- Instruction: Copy every line of the following data that includes the string "space".

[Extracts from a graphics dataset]
------

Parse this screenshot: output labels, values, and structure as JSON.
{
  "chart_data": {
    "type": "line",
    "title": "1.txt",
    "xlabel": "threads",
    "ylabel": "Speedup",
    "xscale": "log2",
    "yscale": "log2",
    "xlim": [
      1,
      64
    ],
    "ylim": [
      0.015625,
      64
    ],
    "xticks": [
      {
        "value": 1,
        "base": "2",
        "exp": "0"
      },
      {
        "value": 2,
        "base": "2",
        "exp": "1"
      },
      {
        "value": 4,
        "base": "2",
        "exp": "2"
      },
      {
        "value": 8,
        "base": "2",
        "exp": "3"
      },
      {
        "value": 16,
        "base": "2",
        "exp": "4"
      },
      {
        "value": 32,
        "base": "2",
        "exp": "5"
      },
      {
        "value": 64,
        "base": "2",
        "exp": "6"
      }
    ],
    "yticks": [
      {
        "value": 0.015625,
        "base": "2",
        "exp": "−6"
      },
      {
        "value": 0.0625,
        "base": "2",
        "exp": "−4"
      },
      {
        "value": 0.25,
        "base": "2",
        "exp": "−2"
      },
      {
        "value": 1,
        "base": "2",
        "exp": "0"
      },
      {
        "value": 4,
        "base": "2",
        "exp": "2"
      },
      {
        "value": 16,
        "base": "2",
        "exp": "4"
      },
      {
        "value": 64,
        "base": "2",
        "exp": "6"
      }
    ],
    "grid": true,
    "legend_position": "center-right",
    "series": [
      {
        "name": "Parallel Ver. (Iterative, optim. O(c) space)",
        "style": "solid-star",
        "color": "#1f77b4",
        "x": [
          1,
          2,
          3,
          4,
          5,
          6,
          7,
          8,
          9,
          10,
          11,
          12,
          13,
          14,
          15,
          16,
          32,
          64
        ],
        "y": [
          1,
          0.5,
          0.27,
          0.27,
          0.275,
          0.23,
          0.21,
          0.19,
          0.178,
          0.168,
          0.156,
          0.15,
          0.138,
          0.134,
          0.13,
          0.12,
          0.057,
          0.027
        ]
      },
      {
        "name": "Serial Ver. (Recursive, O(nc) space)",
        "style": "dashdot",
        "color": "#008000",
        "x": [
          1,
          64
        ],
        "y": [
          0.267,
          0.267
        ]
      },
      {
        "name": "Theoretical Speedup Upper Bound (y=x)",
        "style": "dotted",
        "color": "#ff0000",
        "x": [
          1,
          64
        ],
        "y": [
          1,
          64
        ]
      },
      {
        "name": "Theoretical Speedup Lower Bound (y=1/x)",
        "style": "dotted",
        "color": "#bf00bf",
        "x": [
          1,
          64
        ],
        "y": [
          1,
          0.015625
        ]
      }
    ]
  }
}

------

- Response to the exercise:
        "name": "Parallel Ver. (Iterative, optim. O(c) space)",
        "name": "Serial Ver. (Recursive, O(nc) space)",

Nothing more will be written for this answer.